[start DATASET EXCERPTS]

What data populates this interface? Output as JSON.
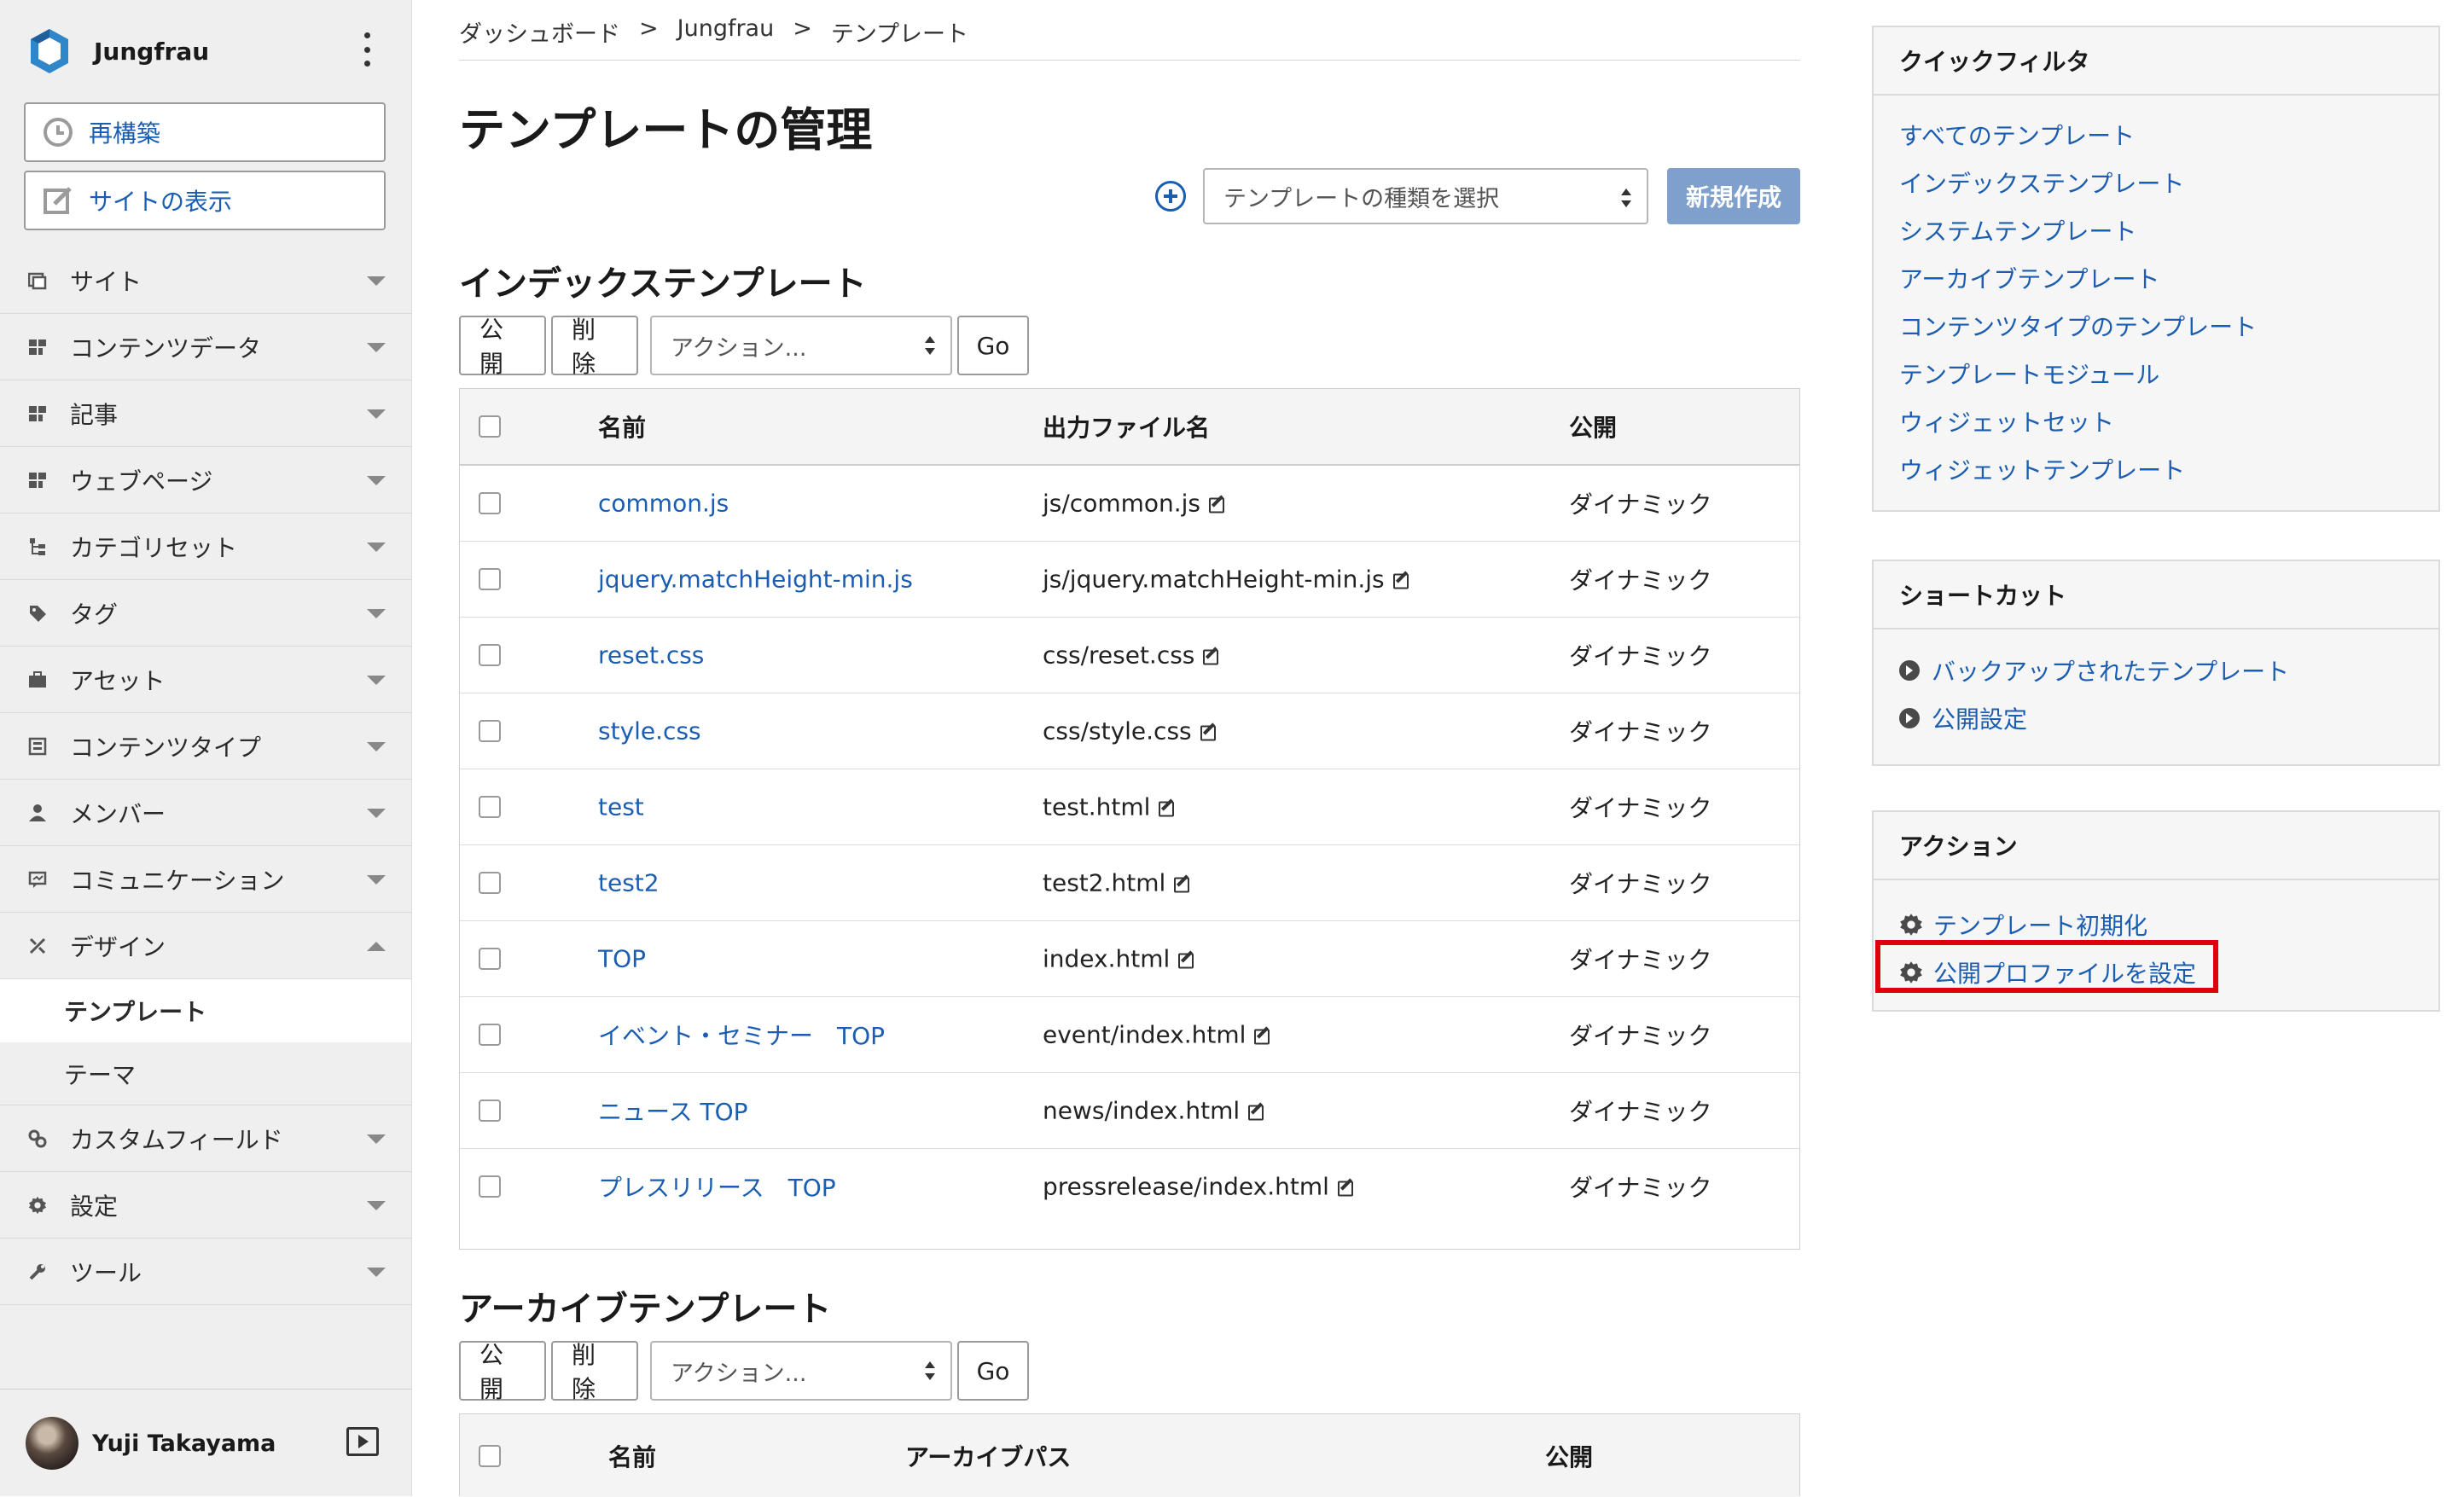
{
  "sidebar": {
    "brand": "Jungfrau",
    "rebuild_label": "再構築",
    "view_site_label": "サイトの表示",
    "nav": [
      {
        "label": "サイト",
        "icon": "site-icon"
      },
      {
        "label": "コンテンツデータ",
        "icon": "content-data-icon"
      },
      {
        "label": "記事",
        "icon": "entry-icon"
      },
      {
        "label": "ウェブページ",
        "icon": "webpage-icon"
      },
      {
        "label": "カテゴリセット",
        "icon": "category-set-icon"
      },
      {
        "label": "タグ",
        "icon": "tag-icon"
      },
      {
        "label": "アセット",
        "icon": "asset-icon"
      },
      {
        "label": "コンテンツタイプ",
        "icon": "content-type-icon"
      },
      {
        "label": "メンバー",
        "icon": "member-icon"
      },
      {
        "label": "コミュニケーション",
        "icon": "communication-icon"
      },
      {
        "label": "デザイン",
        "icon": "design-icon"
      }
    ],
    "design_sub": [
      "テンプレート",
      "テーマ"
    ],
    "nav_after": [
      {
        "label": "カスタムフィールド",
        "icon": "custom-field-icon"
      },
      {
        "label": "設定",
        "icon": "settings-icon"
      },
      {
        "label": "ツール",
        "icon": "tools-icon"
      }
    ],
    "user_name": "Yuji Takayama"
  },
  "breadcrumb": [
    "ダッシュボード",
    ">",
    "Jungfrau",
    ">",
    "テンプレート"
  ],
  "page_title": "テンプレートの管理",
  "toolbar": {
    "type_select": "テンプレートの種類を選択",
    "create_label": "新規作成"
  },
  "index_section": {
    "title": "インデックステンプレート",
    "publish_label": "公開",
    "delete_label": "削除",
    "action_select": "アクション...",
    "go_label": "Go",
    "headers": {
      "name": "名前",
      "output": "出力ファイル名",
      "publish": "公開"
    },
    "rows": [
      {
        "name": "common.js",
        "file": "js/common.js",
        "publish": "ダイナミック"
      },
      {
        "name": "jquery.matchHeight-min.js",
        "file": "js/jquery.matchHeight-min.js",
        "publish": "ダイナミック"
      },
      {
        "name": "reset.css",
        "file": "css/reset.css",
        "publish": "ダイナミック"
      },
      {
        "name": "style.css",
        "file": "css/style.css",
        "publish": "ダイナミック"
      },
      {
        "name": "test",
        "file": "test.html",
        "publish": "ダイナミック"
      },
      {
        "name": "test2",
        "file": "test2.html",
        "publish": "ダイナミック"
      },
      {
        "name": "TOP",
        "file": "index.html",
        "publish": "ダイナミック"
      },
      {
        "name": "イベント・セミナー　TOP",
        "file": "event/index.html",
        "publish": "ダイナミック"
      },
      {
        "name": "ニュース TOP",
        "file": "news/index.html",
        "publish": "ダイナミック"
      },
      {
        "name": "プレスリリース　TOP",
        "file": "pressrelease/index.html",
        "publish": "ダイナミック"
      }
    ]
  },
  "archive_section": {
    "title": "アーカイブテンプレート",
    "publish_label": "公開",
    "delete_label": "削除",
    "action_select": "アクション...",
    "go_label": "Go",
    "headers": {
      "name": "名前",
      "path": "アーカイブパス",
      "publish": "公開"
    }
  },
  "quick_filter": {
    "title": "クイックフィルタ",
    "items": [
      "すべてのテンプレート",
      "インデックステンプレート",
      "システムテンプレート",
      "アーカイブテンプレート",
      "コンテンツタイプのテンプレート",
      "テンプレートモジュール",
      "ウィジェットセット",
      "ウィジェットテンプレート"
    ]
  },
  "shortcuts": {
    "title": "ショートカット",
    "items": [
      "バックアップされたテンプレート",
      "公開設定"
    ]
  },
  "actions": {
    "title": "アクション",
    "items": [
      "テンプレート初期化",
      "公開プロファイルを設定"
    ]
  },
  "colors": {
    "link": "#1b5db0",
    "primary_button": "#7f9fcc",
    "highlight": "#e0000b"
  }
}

[end DATASET EXCERPTS]

◆ WORK INSTRUCTIONS
Note every line above where the string "html" shows up, and copy those lines.

◆ OUTPUT
        "file": "test.html",
        "file": "test2.html",
        "file": "index.html",
        "file": "event/index.html",
        "file": "news/index.html",
        "file": "pressrelease/index.html",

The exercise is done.